(Lines of data)
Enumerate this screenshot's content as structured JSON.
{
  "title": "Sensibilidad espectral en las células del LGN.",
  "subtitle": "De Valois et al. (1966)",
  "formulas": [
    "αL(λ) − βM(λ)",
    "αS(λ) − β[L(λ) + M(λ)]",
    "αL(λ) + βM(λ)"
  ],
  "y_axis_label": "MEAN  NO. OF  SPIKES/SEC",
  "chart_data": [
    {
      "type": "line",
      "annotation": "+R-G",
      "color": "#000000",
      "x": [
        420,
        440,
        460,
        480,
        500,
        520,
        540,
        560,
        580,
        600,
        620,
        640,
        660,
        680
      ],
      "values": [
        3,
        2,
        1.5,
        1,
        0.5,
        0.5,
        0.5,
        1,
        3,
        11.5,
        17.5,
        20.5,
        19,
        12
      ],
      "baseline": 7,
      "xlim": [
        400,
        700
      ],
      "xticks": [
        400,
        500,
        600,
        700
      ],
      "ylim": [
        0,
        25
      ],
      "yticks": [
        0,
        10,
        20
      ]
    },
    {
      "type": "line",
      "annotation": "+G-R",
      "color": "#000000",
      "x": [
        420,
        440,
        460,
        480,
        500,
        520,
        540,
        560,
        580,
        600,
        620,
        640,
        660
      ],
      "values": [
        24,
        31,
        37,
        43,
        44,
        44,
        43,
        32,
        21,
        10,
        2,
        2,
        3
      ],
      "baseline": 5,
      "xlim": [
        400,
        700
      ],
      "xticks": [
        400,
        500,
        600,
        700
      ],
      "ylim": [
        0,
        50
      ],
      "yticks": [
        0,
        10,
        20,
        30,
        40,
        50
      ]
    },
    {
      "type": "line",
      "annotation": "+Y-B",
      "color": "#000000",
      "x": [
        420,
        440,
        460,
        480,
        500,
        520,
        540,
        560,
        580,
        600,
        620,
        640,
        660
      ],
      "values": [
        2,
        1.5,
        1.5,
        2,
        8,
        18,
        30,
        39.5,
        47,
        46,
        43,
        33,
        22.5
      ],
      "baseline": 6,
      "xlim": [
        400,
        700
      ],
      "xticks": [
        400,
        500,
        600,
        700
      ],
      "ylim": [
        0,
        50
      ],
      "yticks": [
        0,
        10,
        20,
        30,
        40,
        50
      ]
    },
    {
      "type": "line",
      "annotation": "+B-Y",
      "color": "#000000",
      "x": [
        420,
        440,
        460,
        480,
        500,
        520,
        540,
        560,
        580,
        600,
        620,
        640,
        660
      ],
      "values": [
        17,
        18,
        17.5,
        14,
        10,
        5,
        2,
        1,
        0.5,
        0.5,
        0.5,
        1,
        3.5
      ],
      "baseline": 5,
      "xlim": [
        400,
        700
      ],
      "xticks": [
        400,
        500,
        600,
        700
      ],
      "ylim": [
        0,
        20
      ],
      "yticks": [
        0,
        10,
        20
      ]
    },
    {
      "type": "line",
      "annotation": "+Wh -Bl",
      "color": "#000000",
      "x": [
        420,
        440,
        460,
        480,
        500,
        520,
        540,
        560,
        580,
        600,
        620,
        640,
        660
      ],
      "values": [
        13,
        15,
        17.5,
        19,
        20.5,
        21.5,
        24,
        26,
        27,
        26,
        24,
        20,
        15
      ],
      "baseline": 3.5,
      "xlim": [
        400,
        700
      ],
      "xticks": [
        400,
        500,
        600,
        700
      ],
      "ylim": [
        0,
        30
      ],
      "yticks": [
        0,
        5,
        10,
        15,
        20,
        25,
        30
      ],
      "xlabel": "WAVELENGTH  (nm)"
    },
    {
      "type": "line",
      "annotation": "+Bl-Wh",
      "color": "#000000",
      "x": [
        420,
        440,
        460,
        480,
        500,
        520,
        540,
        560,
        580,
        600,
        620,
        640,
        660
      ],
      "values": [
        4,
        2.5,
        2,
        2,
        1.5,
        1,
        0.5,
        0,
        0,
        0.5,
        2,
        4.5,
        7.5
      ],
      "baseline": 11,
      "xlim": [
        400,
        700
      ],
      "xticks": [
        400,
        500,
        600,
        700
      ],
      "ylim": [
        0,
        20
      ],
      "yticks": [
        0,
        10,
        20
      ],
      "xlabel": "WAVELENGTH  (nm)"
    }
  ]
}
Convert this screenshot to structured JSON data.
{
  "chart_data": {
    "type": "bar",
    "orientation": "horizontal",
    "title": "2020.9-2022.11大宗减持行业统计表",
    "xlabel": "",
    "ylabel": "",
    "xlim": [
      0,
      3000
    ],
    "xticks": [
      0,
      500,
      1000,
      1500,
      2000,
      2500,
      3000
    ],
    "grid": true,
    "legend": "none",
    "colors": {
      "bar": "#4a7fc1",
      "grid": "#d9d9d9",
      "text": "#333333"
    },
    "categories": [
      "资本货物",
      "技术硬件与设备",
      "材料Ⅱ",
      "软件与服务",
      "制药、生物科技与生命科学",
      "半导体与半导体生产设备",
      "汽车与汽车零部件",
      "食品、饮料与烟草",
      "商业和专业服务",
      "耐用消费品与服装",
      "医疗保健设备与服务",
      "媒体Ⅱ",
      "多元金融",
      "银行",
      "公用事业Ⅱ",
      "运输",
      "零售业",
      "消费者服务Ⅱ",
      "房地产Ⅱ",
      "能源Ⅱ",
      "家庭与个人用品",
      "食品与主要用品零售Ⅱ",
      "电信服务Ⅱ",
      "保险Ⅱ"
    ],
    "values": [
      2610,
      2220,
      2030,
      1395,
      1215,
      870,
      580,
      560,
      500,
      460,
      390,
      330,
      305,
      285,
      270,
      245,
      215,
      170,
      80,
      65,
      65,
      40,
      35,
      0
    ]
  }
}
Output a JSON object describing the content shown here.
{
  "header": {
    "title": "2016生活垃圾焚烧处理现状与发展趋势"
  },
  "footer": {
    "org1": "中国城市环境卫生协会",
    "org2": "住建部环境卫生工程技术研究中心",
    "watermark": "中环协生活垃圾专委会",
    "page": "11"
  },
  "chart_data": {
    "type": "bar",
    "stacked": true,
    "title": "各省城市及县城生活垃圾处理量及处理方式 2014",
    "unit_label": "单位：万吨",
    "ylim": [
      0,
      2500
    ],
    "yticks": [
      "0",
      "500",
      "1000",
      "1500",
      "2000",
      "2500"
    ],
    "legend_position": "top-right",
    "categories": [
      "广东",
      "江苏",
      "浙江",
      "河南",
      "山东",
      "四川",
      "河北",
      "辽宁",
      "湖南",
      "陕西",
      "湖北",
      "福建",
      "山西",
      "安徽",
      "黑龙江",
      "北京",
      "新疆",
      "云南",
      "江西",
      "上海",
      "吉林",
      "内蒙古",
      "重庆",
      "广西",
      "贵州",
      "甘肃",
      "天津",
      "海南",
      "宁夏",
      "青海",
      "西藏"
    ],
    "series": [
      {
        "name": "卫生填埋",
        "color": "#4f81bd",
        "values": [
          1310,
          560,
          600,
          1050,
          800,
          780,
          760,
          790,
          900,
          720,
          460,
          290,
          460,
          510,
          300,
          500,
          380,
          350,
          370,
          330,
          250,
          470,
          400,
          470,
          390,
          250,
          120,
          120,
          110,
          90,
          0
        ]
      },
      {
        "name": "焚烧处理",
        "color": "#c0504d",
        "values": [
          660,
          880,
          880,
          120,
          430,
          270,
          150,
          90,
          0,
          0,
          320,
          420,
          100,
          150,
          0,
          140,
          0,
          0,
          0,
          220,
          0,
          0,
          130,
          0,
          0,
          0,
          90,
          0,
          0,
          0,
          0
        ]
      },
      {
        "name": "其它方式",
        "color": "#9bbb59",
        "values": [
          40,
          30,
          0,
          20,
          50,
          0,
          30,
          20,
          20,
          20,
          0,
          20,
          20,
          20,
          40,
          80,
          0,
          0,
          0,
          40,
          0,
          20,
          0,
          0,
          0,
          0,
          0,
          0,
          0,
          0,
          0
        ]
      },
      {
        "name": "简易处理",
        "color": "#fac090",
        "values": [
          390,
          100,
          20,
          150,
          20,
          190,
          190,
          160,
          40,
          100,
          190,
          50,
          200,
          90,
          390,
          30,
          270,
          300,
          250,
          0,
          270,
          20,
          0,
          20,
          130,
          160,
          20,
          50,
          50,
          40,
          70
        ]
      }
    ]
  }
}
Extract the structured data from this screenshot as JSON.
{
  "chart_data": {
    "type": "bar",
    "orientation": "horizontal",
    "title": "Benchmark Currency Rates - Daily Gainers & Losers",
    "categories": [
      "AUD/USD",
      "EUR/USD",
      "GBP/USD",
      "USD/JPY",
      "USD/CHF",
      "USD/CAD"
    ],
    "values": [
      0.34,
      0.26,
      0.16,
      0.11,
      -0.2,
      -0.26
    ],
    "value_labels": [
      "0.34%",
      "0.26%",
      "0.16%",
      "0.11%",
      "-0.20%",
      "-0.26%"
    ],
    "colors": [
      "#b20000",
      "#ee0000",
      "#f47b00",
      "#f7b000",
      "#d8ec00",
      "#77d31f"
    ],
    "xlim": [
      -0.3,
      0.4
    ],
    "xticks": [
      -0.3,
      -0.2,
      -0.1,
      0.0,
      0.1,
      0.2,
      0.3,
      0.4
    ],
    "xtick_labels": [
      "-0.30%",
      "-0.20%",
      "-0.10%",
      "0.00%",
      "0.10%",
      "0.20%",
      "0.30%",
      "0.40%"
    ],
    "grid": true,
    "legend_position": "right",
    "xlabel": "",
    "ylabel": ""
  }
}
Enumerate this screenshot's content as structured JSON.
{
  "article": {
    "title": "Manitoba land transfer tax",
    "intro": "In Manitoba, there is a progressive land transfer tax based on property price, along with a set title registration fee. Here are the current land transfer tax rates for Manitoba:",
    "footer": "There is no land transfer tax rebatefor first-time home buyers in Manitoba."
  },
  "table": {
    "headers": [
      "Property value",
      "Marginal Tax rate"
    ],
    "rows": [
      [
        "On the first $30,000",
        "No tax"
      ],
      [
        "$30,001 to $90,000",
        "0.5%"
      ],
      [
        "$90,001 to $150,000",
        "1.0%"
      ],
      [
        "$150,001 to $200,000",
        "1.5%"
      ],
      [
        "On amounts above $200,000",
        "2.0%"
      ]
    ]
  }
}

### TASK DIRECTIONS
Copy whichever lines in the listing above contain the word "first".

### OUTPUT FOR THIS EXERCISE
    "footer": "There is no land transfer tax rebatefor first-time home buyers in Manitoba."
        "On the first $30,000",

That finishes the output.